Excerpted data:
# # # # # # #
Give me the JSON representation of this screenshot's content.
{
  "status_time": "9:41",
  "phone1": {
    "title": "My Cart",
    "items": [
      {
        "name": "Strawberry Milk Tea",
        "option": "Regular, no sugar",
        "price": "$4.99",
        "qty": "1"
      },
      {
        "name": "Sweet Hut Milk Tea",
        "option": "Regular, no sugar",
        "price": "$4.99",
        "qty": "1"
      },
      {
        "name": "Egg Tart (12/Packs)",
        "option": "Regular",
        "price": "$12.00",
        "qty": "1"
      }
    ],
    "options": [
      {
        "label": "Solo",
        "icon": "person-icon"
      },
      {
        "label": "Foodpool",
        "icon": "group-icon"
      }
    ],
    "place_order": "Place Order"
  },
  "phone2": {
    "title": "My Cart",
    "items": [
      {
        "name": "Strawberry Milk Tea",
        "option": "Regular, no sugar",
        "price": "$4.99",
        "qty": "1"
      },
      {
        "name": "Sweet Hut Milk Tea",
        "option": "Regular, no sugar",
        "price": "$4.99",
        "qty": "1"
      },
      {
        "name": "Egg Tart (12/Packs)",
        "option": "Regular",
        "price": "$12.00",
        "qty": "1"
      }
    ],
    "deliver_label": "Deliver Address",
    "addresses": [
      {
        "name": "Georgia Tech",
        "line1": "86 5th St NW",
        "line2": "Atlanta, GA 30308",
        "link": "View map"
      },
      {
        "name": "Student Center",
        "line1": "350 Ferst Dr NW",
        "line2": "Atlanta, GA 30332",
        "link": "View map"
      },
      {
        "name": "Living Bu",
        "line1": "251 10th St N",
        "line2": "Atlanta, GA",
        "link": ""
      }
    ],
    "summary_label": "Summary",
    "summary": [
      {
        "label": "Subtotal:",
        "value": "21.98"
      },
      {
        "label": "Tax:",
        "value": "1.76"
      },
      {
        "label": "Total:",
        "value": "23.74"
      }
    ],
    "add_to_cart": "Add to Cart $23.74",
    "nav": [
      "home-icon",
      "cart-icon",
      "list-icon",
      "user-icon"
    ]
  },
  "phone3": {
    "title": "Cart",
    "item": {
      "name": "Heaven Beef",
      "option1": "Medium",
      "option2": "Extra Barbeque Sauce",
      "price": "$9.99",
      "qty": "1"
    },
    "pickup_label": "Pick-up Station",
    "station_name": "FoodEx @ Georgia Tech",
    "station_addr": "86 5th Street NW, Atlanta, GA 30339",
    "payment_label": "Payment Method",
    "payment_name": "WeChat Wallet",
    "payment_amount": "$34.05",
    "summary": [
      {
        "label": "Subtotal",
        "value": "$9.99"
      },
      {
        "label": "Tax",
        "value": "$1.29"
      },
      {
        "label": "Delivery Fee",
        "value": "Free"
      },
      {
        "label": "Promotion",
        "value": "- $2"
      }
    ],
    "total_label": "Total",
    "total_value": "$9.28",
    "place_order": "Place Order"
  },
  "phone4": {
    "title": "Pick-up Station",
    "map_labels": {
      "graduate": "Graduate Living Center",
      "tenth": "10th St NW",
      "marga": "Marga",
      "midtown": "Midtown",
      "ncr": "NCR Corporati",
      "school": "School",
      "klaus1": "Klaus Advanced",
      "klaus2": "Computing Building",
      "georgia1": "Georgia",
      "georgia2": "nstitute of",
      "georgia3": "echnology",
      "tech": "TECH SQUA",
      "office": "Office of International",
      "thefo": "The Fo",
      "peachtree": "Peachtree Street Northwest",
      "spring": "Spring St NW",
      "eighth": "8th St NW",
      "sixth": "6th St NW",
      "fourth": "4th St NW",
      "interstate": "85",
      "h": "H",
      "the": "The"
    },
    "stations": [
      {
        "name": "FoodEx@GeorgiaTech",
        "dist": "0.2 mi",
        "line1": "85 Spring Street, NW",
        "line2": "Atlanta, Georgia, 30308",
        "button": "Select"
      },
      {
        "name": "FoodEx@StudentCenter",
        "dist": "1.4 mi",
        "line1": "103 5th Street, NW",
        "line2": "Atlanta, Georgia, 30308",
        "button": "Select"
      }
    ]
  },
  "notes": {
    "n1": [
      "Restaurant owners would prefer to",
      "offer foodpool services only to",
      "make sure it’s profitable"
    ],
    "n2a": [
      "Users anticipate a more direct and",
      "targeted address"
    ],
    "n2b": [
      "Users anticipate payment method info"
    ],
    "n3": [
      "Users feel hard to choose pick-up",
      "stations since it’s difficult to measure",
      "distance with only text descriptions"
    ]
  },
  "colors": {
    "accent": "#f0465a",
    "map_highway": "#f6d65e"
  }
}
# # # # # # #
Directions for this task:
Produce an exact copy of the whole listing.

Answer to the exercise:
Give me the JSON representation of this screenshot's content.
{
  "status_time": "9:41",
  "phone1": {
    "title": "My Cart",
    "items": [
      {
        "name": "Strawberry Milk Tea",
        "option": "Regular, no sugar",
        "price": "$4.99",
        "qty": "1"
      },
      {
        "name": "Sweet Hut Milk Tea",
        "option": "Regular, no sugar",
        "price": "$4.99",
        "qty": "1"
      },
      {
        "name": "Egg Tart (12/Packs)",
        "option": "Regular",
        "price": "$12.00",
        "qty": "1"
      }
    ],
    "options": [
      {
        "label": "Solo",
        "icon": "person-icon"
      },
      {
        "label": "Foodpool",
        "icon": "group-icon"
      }
    ],
    "place_order": "Place Order"
  },
  "phone2": {
    "title": "My Cart",
    "items": [
      {
        "name": "Strawberry Milk Tea",
        "option": "Regular, no sugar",
        "price": "$4.99",
        "qty": "1"
      },
      {
        "name": "Sweet Hut Milk Tea",
        "option": "Regular, no sugar",
        "price": "$4.99",
        "qty": "1"
      },
      {
        "name": "Egg Tart (12/Packs)",
        "option": "Regular",
        "price": "$12.00",
        "qty": "1"
      }
    ],
    "deliver_label": "Deliver Address",
    "addresses": [
      {
        "name": "Georgia Tech",
        "line1": "86 5th St NW",
        "line2": "Atlanta, GA 30308",
        "link": "View map"
      },
      {
        "name": "Student Center",
        "line1": "350 Ferst Dr NW",
        "line2": "Atlanta, GA 30332",
        "link": "View map"
      },
      {
        "name": "Living Bu",
        "line1": "251 10th St N",
        "line2": "Atlanta, GA",
        "link": ""
      }
    ],
    "summary_label": "Summary",
    "summary": [
      {
        "label": "Subtotal:",
        "value": "21.98"
      },
      {
        "label": "Tax:",
        "value": "1.76"
      },
      {
        "label": "Total:",
        "value": "23.74"
      }
    ],
    "add_to_cart": "Add to Cart $23.74",
    "nav": [
      "home-icon",
      "cart-icon",
      "list-icon",
      "user-icon"
    ]
  },
  "phone3": {
    "title": "Cart",
    "item": {
      "name": "Heaven Beef",
      "option1": "Medium",
      "option2": "Extra Barbeque Sauce",
      "price": "$9.99",
      "qty": "1"
    },
    "pickup_label": "Pick-up Station",
    "station_name": "FoodEx @ Georgia Tech",
    "station_addr": "86 5th Street NW, Atlanta, GA 30339",
    "payment_label": "Payment Method",
    "payment_name": "WeChat Wallet",
    "payment_amount": "$34.05",
    "summary": [
      {
        "label": "Subtotal",
        "value": "$9.99"
      },
      {
        "label": "Tax",
        "value": "$1.29"
      },
      {
        "label": "Delivery Fee",
        "value": "Free"
      },
      {
        "label": "Promotion",
        "value": "- $2"
      }
    ],
    "total_label": "Total",
    "total_value": "$9.28",
    "place_order": "Place Order"
  },
  "phone4": {
    "title": "Pick-up Station",
    "map_labels": {
      "graduate": "Graduate Living Center",
      "tenth": "10th St NW",
      "marga": "Marga",
      "midtown": "Midtown",
      "ncr": "NCR Corporati",
      "school": "School",
      "klaus1": "Klaus Advanced",
      "klaus2": "Computing Building",
      "georgia1": "Georgia",
      "georgia2": "nstitute of",
      "georgia3": "echnology",
      "tech": "TECH SQUA",
      "office": "Office of International",
      "thefo": "The Fo",
      "peachtree": "Peachtree Street Northwest",
      "spring": "Spring St NW",
      "eighth": "8th St NW",
      "sixth": "6th St NW",
      "fourth": "4th St NW",
      "interstate": "85",
      "h": "H",
      "the": "The"
    },
    "stations": [
      {
        "name": "FoodEx@GeorgiaTech",
        "dist": "0.2 mi",
        "line1": "85 Spring Street, NW",
        "line2": "Atlanta, Georgia, 30308",
        "button": "Select"
      },
      {
        "name": "FoodEx@StudentCenter",
        "dist": "1.4 mi",
        "line1": "103 5th Street, NW",
        "line2": "Atlanta, Georgia, 30308",
        "button": "Select"
      }
    ]
  },
  "notes": {
    "n1": [
      "Restaurant owners would prefer to",
      "offer foodpool services only to",
      "make sure it’s profitable"
    ],
    "n2a": [
      "Users anticipate a more direct and",
      "targeted address"
    ],
    "n2b": [
      "Users anticipate payment method info"
    ],
    "n3": [
      "Users feel hard to choose pick-up",
      "stations since it’s difficult to measure",
      "distance with only text descriptions"
    ]
  },
  "colors": {
    "accent": "#f0465a",
    "map_highway": "#f6d65e"
  }
}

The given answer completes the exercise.